Count lines holding the string "Media" in the data that follows. Reply with one number only.

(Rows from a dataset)

--- Start ---

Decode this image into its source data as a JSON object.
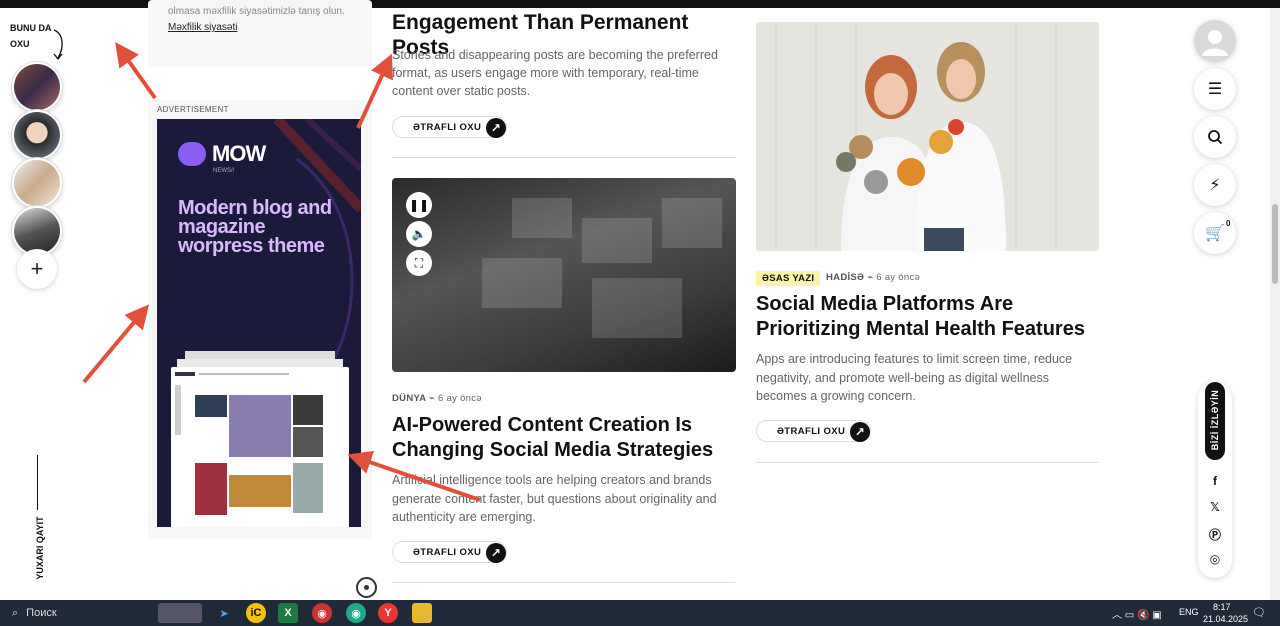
{
  "stories": {
    "title": "BUNU DA OXU",
    "add_label": "+"
  },
  "back_to_top": "YUXARI QAYIT",
  "prev_card": {
    "text": "olmasa məxfilik siyasətimizlə tanış olun.",
    "link": "Məxfilik siyasəti"
  },
  "ad": {
    "label": "ADVERTISEMENT",
    "brand": "MOW",
    "brand_sub": "NEWS//",
    "headline": "Modern blog and magazine worpress theme"
  },
  "articles": {
    "top": {
      "title": "Engagement Than Permanent Posts",
      "excerpt": "Stories and disappearing posts are becoming the preferred format, as users engage more with temporary, real-time content over static posts.",
      "more": "ƏTRAFLI OXU"
    },
    "ai": {
      "category": "DÜNYA",
      "time": "6 ay öncə",
      "title": "AI-Powered Content Creation Is Changing Social Media Strategies",
      "excerpt": "Artificial intelligence tools are helping creators and brands generate content faster, but questions about originality and authenticity are emerging.",
      "more": "ƏTRAFLI OXU"
    },
    "mental": {
      "badge": "ƏSAS YAZI",
      "category": "HADİSƏ",
      "time": "6 ay öncə",
      "title": "Social Media Platforms Are Prioritizing Mental Health Features",
      "excerpt": "Apps are introducing features to limit screen time, reduce negativity, and promote well-being as digital wellness becomes a growing concern.",
      "more": "ƏTRAFLI OXU"
    }
  },
  "sidebar": {
    "cart_count": "0",
    "follow_label": "BİZİ İZLƏYİN",
    "socials": [
      "facebook-icon",
      "x-icon",
      "pinterest-icon",
      "instagram-icon"
    ]
  },
  "taskbar": {
    "search": "Поиск",
    "lang": "ENG",
    "time": "8:17",
    "date": "21.04.2025"
  },
  "colors": {
    "badge": "#fbf3a8",
    "ad_bg": "#1c1a3a",
    "ad_text": "#d9b8ff",
    "arrow": "#e0503a"
  }
}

--- End ---

Response:
2